Using the material below, copy every line where "altri" appears.

--- begin Exercise inputs ---

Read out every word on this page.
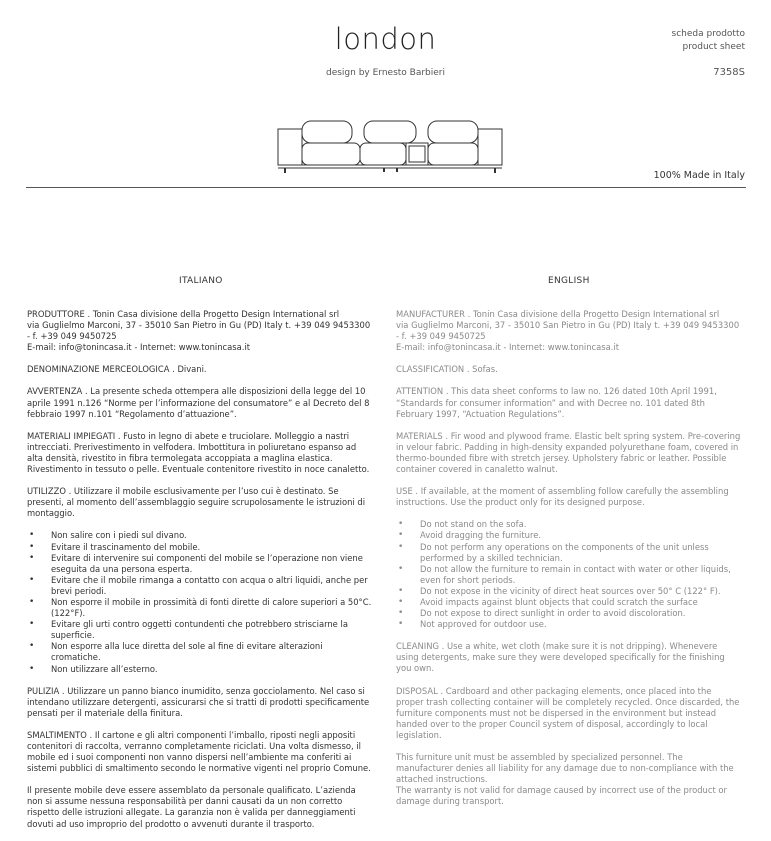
london
design by Ernesto Barbieri
scheda prodotto
product sheet
7358S
100% Made in Italy
ITALIANO	ENGLISH

PRODUTTORE . Tonin Casa divisione della Progetto Design International srl
via Guglielmo Marconi, 37 - 35010 San Pietro in Gu (PD) Italy t. +39 049 9453300 - f. +39 049 9450725
E-mail: info@tonincasa.it - Internet: www.tonincasa.it

DENOMINAZIONE MERCEOLOGICA . Divani.

AVVERTENZA . La presente scheda ottempera alle disposizioni della legge del 10 aprile 1991 n.126 “Norme per l’informazione del consumatore” e al Decreto del 8 febbraio 1997 n.101 “Regolamento d’attuazione”.

MATERIALI IMPIEGATI . Fusto in legno di abete e truciolare. Molleggio a nastri intrecciati. Prerivestimento in velfodera. Imbottitura in poliuretano espanso ad alta densità, rivestito in fibra termolegata accoppiata a maglina elastica. Rivestimento in tessuto o pelle. Eventuale contenitore rivestito in noce canaletto.

UTILIZZO . Utilizzare il mobile esclusivamente per l’uso cui è destinato. Se presenti, al momento dell’assemblaggio seguire scrupolosamente le istruzioni di montaggio.

• Non salire con i piedi sul divano.
• Evitare il trascinamento del mobile.
• Evitare di intervenire sui componenti del mobile se l’operazione non viene eseguita da una persona esperta.
• Evitare che il mobile rimanga a contatto con acqua o altri liquidi, anche per brevi periodi.
• Non esporre il mobile in prossimità di fonti dirette di calore superiori a 50°C. (122°F).
• Evitare gli urti contro oggetti contundenti che potrebbero strisciarne la superficie.
• Non esporre alla luce diretta del sole al fine di evitare alterazioni cromatiche.
• Non utilizzare all’esterno.

PULIZIA . Utilizzare un panno bianco inumidito, senza gocciolamento. Nel caso si intendano utilizzare detergenti, assicurarsi che si tratti di prodotti specificamente pensati per il materiale della finitura.

SMALTIMENTO . Il cartone e gli altri componenti l’imballo, riposti negli appositi contenitori di raccolta, verranno completamente riciclati. Una volta dismesso, il mobile ed i suoi componenti non vanno dispersi nell’ambiente ma conferiti ai sistemi pubblici di smaltimento secondo le normative vigenti nel proprio Comune.

Il presente mobile deve essere assemblato da personale qualificato. L’azienda non si assume nessuna responsabilità per danni causati da un non corretto rispetto delle istruzioni allegate. La garanzia non è valida per danneggiamenti dovuti ad uso improprio del prodotto o avvenuti durante il trasporto.

MANUFACTURER . Tonin Casa divisione della Progetto Design International srl
via Guglielmo Marconi, 37 - 35010 San Pietro in Gu (PD) Italy t. +39 049 9453300 - f. +39 049 9450725
E-mail: info@tonincasa.it - Internet: www.tonincasa.it

CLASSIFICATION . Sofas.

ATTENTION . This data sheet conforms to law no. 126 dated 10th April 1991, “Standards for consumer information” and with Decree no. 101 dated 8th February 1997, “Actuation Regulations”.

MATERIALS . Fir wood and plywood frame. Elastic belt spring system. Pre-covering in velour fabric. Padding in high-density expanded polyurethane foam, covered in thermo-bounded fibre with stretch jersey. Upholstery fabric or leather. Possible container covered in canaletto walnut.

USE . If available, at the moment of assembling follow carefully the assembling instructions. Use the product only for its designed purpose.

• Do not stand on the sofa.
• Avoid dragging the furniture.
• Do not perform any operations on the components of the unit unless performed by a skilled technician.
• Do not allow the furniture to remain in contact with water or other liquids, even for short periods.
• Do not expose in the vicinity of direct heat sources over 50° C (122° F).
• Avoid impacts against blunt objects that could scratch the surface
• Do not expose to direct sunlight in order to avoid discoloration.
• Not approved for outdoor use.

CLEANING . Use a white, wet cloth (make sure it is not dripping). Whenevere using detergents, make sure they were developed specifically for the finishing you own.

DISPOSAL . Cardboard and other packaging elements, once placed into the proper trash collecting container will be completely recycled. Once discarded, the furniture components must not be dispersed in the environment but instead handed over to the proper Council system of disposal, accordingly to local legislation.

This furniture unit must be assembled by specialized personnel. The manufacturer denies all liability for any damage due to non-compliance with the attached instructions.
The warranty is not valid for damage caused by incorrect use of the product or damage during transport.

--- end Exercise inputs ---

**Final result**
• Evitare che il mobile rimanga a contatto con acqua o altri liquidi, anche per brevi periodi.
SMALTIMENTO . Il cartone e gli altri componenti l’imballo, riposti negli appositi contenitori di raccolta, verranno completamente riciclati. Una volta dismesso, il mobile ed i suoi componenti non vanno dispersi nell’ambiente ma conferiti ai sistemi pubblici di smaltimento secondo le normative vigenti nel proprio Comune.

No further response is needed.